● TO DO:
Leave out the pictures and transcribe everything else exactly.
======== GIVEN INFORMATION
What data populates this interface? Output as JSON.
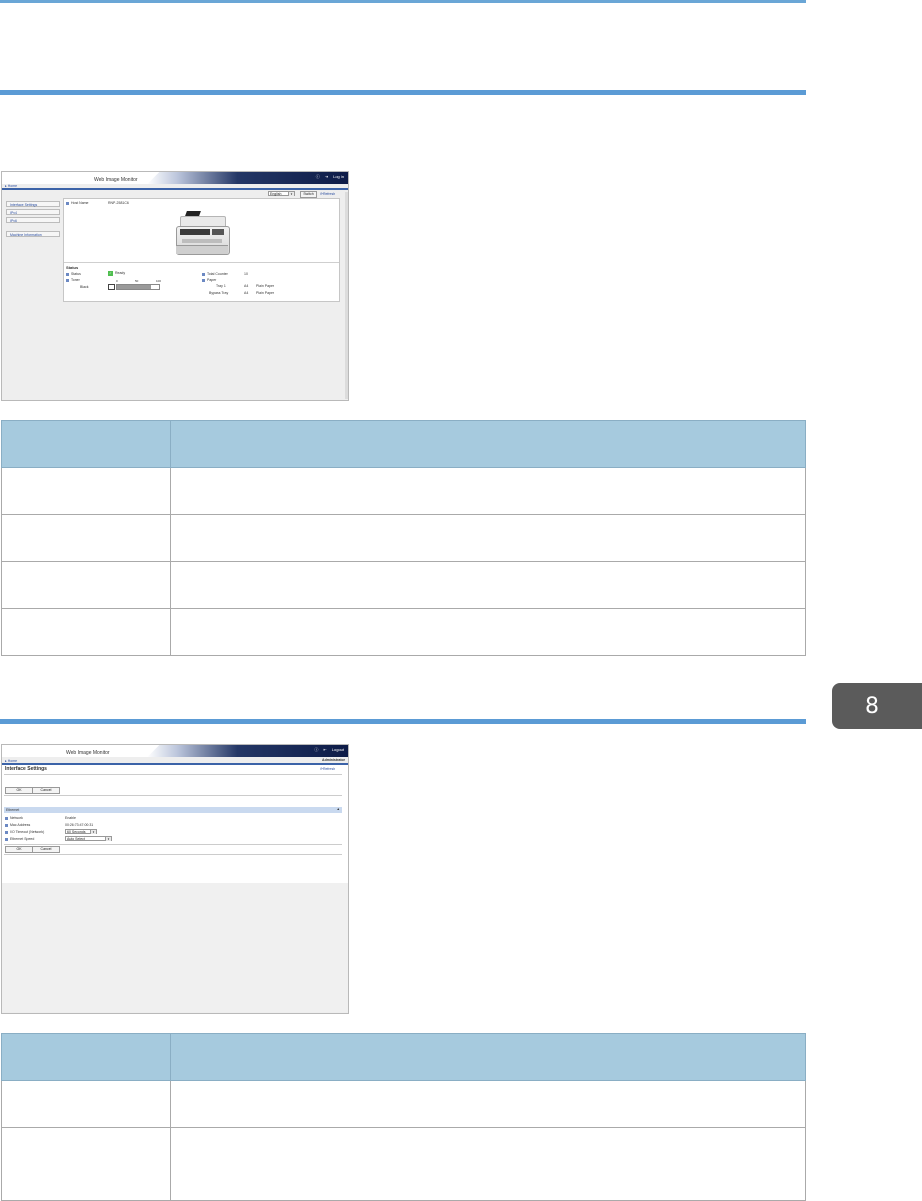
{
  "chapter_tab": "8",
  "screen1": {
    "brand": "Web Image Monitor",
    "header_links": [
      "Log in"
    ],
    "home_link": "▸ Home",
    "language": "English",
    "switch_button": "Switch",
    "refresh": "Refresh",
    "nav_items": [
      "Interface Settings",
      "IPv4",
      "IPv6",
      "Machine Information"
    ],
    "host_name_label": "Host Name",
    "host_name_value": "RNP-2581C6",
    "status_heading": "Status",
    "status_label": "Status",
    "status_value": "Ready",
    "toner_label": "Toner",
    "toner_color": "Black",
    "toner_scale": [
      "0",
      "50",
      "100"
    ],
    "toner_level_percent": 80,
    "total_counter_label": "Total Counter",
    "total_counter_value": "10",
    "paper_label": "Paper",
    "trays": [
      {
        "name": "Tray 1",
        "size": "A4",
        "type": "Plain Paper"
      },
      {
        "name": "Bypass Tray",
        "size": "A4",
        "type": "Plain Paper"
      }
    ]
  },
  "screen2": {
    "brand": "Web Image Monitor",
    "header_links": [
      "Logout"
    ],
    "user": "Administrator",
    "home_link": "▸ Home",
    "title": "Interface Settings",
    "refresh": "Refresh",
    "ok_label": "OK",
    "cancel_label": "Cancel",
    "section": "Ethernet",
    "rows": [
      {
        "label": "Network",
        "value": "Enable"
      },
      {
        "label": "Mac Address",
        "value": "00:26:73:47:00:31"
      },
      {
        "label": "I/O Timeout (Network)",
        "value": "60 Seconds"
      },
      {
        "label": "Ethernet Speed",
        "value": "Auto Select"
      }
    ]
  },
  "table1": {
    "headers": [
      "",
      ""
    ],
    "rows": [
      [
        "",
        ""
      ],
      [
        "",
        ""
      ],
      [
        "",
        ""
      ],
      [
        "",
        ""
      ]
    ]
  },
  "table2": {
    "headers": [
      "",
      ""
    ],
    "rows": [
      [
        "",
        ""
      ],
      [
        "",
        ""
      ]
    ]
  }
}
================
● FINAL RESULT:
What data populates this interface? Output as JSON.
{
  "chapter_tab": "8",
  "screen1": {
    "brand": "Web Image Monitor",
    "header_links": [
      "Log in"
    ],
    "home_link": "▸ Home",
    "language": "English",
    "switch_button": "Switch",
    "refresh": "Refresh",
    "nav_items": [
      "Interface Settings",
      "IPv4",
      "IPv6",
      "Machine Information"
    ],
    "host_name_label": "Host Name",
    "host_name_value": "RNP-2581C6",
    "status_heading": "Status",
    "status_label": "Status",
    "status_value": "Ready",
    "toner_label": "Toner",
    "toner_color": "Black",
    "toner_scale": [
      "0",
      "50",
      "100"
    ],
    "toner_level_percent": 80,
    "total_counter_label": "Total Counter",
    "total_counter_value": "10",
    "paper_label": "Paper",
    "trays": [
      {
        "name": "Tray 1",
        "size": "A4",
        "type": "Plain Paper"
      },
      {
        "name": "Bypass Tray",
        "size": "A4",
        "type": "Plain Paper"
      }
    ]
  },
  "screen2": {
    "brand": "Web Image Monitor",
    "header_links": [
      "Logout"
    ],
    "user": "Administrator",
    "home_link": "▸ Home",
    "title": "Interface Settings",
    "refresh": "Refresh",
    "ok_label": "OK",
    "cancel_label": "Cancel",
    "section": "Ethernet",
    "rows": [
      {
        "label": "Network",
        "value": "Enable"
      },
      {
        "label": "Mac Address",
        "value": "00:26:73:47:00:31"
      },
      {
        "label": "I/O Timeout (Network)",
        "value": "60 Seconds"
      },
      {
        "label": "Ethernet Speed",
        "value": "Auto Select"
      }
    ]
  },
  "table1": {
    "headers": [
      "",
      ""
    ],
    "rows": [
      [
        "",
        ""
      ],
      [
        "",
        ""
      ],
      [
        "",
        ""
      ],
      [
        "",
        ""
      ]
    ]
  },
  "table2": {
    "headers": [
      "",
      ""
    ],
    "rows": [
      [
        "",
        ""
      ],
      [
        "",
        ""
      ]
    ]
  }
}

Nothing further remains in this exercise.